## begin Material to process

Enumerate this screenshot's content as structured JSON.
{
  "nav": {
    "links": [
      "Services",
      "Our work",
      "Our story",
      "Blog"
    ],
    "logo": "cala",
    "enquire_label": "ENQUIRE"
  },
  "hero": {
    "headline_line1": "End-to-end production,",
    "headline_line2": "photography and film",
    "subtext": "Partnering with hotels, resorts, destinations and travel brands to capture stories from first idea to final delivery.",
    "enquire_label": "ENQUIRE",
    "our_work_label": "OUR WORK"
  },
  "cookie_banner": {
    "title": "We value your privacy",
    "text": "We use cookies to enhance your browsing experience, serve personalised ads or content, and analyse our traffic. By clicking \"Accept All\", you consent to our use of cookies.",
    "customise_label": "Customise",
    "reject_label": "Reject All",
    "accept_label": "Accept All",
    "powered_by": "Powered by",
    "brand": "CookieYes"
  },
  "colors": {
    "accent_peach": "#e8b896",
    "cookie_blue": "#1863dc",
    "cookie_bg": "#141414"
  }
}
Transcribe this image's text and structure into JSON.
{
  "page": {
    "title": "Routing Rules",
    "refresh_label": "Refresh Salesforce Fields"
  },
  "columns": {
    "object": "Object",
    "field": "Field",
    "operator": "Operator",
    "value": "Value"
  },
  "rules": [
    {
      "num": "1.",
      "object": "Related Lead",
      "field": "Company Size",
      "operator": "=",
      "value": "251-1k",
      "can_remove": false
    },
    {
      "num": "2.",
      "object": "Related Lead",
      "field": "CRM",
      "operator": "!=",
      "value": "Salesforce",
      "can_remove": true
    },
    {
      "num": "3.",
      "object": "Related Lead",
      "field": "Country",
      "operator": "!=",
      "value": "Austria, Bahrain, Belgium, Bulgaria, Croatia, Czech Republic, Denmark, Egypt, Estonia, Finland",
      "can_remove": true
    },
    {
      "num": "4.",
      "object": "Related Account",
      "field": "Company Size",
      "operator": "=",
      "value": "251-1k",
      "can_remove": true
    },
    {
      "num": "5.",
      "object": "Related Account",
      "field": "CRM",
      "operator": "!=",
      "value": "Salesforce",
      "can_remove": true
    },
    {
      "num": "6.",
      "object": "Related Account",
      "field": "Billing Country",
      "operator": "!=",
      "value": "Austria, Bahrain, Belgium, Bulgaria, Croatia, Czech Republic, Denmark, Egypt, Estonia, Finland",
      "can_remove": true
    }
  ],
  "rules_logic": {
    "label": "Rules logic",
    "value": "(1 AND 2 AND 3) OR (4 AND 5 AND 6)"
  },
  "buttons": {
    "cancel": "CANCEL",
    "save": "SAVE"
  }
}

## end Material to process

- _What is needed_:
Restate each of the entries above verbatim.

- _Solution for this task_:
Enumerate this screenshot's content as structured JSON.
{
  "nav": {
    "links": [
      "Services",
      "Our work",
      "Our story",
      "Blog"
    ],
    "logo": "cala",
    "enquire_label": "ENQUIRE"
  },
  "hero": {
    "headline_line1": "End-to-end production,",
    "headline_line2": "photography and film",
    "subtext": "Partnering with hotels, resorts, destinations and travel brands to capture stories from first idea to final delivery.",
    "enquire_label": "ENQUIRE",
    "our_work_label": "OUR WORK"
  },
  "cookie_banner": {
    "title": "We value your privacy",
    "text": "We use cookies to enhance your browsing experience, serve personalised ads or content, and analyse our traffic. By clicking \"Accept All\", you consent to our use of cookies.",
    "customise_label": "Customise",
    "reject_label": "Reject All",
    "accept_label": "Accept All",
    "powered_by": "Powered by",
    "brand": "CookieYes"
  },
  "colors": {
    "accent_peach": "#e8b896",
    "cookie_blue": "#1863dc",
    "cookie_bg": "#141414"
  }
}
Transcribe this image's text and structure into JSON.
{
  "page": {
    "title": "Routing Rules",
    "refresh_label": "Refresh Salesforce Fields"
  },
  "columns": {
    "object": "Object",
    "field": "Field",
    "operator": "Operator",
    "value": "Value"
  },
  "rules": [
    {
      "num": "1.",
      "object": "Related Lead",
      "field": "Company Size",
      "operator": "=",
      "value": "251-1k",
      "can_remove": false
    },
    {
      "num": "2.",
      "object": "Related Lead",
      "field": "CRM",
      "operator": "!=",
      "value": "Salesforce",
      "can_remove": true
    },
    {
      "num": "3.",
      "object": "Related Lead",
      "field": "Country",
      "operator": "!=",
      "value": "Austria, Bahrain, Belgium, Bulgaria, Croatia, Czech Republic, Denmark, Egypt, Estonia, Finland",
      "can_remove": true
    },
    {
      "num": "4.",
      "object": "Related Account",
      "field": "Company Size",
      "operator": "=",
      "value": "251-1k",
      "can_remove": true
    },
    {
      "num": "5.",
      "object": "Related Account",
      "field": "CRM",
      "operator": "!=",
      "value": "Salesforce",
      "can_remove": true
    },
    {
      "num": "6.",
      "object": "Related Account",
      "field": "Billing Country",
      "operator": "!=",
      "value": "Austria, Bahrain, Belgium, Bulgaria, Croatia, Czech Republic, Denmark, Egypt, Estonia, Finland",
      "can_remove": true
    }
  ],
  "rules_logic": {
    "label": "Rules logic",
    "value": "(1 AND 2 AND 3) OR (4 AND 5 AND 6)"
  },
  "buttons": {
    "cancel": "CANCEL",
    "save": "SAVE"
  }
}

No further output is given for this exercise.